Required task: Copy each record exactly as it reads, leaving out any pictures it holds.

══ Information provided

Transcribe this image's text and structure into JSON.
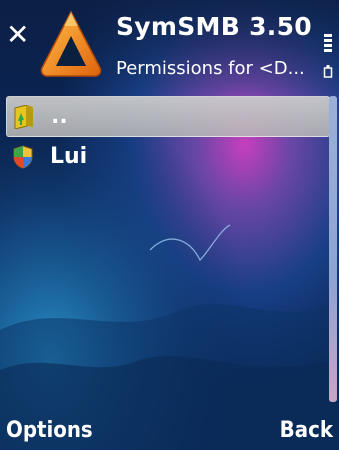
{
  "header": {
    "title": "SymSMB 3.50",
    "subtitle": "Permissions for <D...",
    "close_icon": "close-icon",
    "logo_icon": "symsmb-logo-icon",
    "status_icon": "signal-indicator-icon"
  },
  "list": {
    "items": [
      {
        "label": "..",
        "icon": "folder-up-icon",
        "selected": true
      },
      {
        "label": "Lui",
        "icon": "user-shield-icon",
        "selected": false
      }
    ]
  },
  "softkeys": {
    "left": "Options",
    "right": "Back"
  },
  "colors": {
    "accent_orange": "#f08a1a",
    "background_blue": "#0a2a55",
    "highlight_gray": "#c8c8c8"
  }
}
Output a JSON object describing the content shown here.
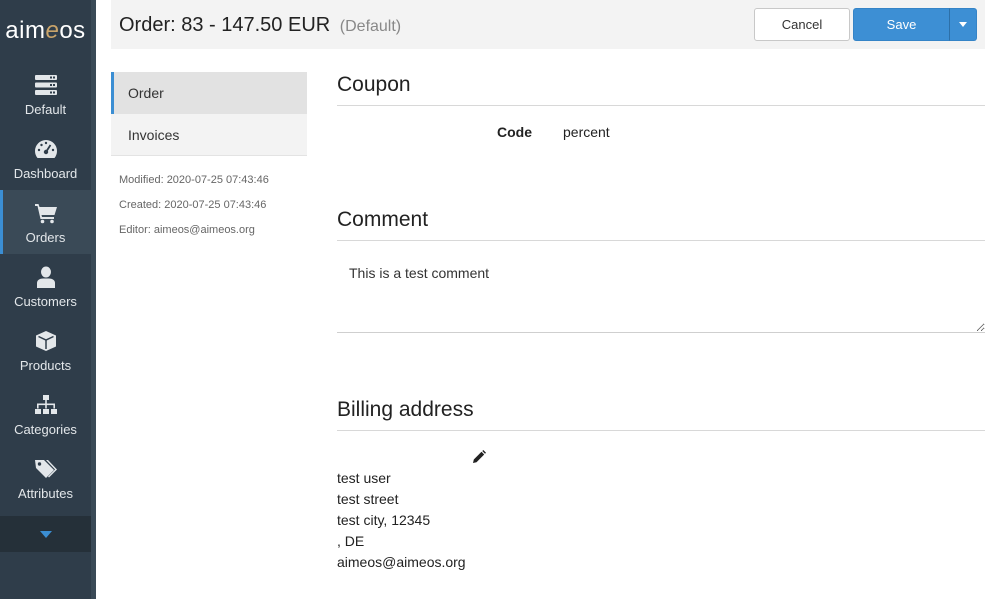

════

Written answer:
Transcribe this image's text and structure into JSON.
{
  "header": {
    "title": "SymSMB 3.50",
    "subtitle": "Permissions for <D...",
    "close_icon": "close-icon",
    "logo_icon": "symsmb-logo-icon",
    "status_icon": "signal-indicator-icon"
  },
  "list": {
    "items": [
      {
        "label": "..",
        "icon": "folder-up-icon",
        "selected": true
      },
      {
        "label": "Lui",
        "icon": "user-shield-icon",
        "selected": false
      }
    ]
  },
  "softkeys": {
    "left": "Options",
    "right": "Back"
  },
  "colors": {
    "accent_orange": "#f08a1a",
    "background_blue": "#0a2a55",
    "highlight_gray": "#c8c8c8"
  }
}
Output a JSON object describing the content shown here.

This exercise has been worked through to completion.